-------- GIVEN DATA --------
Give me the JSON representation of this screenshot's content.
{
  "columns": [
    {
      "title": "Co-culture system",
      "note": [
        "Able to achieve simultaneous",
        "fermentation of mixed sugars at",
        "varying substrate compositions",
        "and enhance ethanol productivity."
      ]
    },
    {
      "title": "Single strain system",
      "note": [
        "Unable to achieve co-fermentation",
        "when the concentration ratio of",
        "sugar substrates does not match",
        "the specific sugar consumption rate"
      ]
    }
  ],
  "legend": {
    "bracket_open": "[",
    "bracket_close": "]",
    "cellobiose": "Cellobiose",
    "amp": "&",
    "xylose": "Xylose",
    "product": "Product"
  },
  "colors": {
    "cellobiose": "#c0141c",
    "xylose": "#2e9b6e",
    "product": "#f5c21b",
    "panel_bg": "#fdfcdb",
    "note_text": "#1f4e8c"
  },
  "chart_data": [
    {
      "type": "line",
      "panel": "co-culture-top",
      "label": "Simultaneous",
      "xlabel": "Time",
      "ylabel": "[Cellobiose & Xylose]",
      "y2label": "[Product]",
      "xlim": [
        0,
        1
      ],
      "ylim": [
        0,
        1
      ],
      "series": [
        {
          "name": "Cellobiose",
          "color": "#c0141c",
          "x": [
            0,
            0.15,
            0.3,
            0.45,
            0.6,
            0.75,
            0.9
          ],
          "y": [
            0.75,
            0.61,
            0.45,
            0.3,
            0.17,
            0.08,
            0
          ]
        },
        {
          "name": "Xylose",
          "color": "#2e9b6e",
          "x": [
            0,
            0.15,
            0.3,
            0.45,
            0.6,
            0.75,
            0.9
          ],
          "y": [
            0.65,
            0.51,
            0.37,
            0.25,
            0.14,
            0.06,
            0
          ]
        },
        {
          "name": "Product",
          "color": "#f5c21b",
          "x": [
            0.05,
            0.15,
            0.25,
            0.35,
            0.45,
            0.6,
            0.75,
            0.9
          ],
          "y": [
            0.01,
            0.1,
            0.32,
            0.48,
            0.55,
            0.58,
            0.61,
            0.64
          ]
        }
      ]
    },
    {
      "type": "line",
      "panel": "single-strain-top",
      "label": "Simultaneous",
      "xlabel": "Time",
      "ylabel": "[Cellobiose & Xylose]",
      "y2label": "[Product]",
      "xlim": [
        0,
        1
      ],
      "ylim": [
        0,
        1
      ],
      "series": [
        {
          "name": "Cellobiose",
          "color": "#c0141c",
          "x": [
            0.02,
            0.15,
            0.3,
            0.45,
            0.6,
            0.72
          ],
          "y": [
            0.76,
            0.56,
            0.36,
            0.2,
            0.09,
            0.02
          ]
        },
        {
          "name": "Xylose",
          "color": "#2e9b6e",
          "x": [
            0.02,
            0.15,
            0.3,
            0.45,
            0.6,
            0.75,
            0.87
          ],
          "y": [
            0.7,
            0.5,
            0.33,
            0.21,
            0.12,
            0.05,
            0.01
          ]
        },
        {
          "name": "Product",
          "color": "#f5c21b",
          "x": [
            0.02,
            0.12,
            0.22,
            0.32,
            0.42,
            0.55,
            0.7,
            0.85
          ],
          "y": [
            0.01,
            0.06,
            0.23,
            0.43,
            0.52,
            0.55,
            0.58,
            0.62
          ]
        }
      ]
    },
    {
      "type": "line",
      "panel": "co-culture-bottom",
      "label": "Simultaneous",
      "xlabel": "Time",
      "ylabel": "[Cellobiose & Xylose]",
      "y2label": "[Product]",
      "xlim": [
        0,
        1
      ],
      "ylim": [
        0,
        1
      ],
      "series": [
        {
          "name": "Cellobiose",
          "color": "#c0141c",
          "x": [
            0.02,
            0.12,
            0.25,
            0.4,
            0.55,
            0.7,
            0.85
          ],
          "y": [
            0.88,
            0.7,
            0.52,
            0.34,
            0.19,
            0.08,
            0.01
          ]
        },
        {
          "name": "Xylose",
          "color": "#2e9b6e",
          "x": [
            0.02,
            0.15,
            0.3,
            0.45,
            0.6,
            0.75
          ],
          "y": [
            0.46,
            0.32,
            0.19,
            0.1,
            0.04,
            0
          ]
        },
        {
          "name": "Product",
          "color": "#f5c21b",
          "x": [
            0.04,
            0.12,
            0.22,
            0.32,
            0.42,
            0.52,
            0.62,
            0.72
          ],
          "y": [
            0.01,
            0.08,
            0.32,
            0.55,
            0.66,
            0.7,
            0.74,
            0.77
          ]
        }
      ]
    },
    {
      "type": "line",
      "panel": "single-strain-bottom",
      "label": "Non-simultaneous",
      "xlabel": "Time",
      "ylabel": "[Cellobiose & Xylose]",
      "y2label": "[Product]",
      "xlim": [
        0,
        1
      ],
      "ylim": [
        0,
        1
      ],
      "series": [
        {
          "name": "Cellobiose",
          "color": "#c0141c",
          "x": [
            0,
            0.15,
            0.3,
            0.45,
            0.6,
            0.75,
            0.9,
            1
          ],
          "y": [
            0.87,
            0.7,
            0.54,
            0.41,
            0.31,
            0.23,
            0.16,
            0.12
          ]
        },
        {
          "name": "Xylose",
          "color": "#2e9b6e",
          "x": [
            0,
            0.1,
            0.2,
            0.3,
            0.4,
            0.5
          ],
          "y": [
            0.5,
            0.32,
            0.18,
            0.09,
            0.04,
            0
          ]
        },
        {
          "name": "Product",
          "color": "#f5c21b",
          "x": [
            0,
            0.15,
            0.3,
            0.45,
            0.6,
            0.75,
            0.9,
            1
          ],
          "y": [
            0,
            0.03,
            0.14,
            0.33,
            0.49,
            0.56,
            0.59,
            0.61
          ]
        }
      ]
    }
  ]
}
--------
WRITTEN EXERCISE: Find each line that has the word "strain", then copy it out.

THE SOLUTION:
      "title": "Single strain system",
      "panel": "single-strain-top",
      "panel": "single-strain-bottom",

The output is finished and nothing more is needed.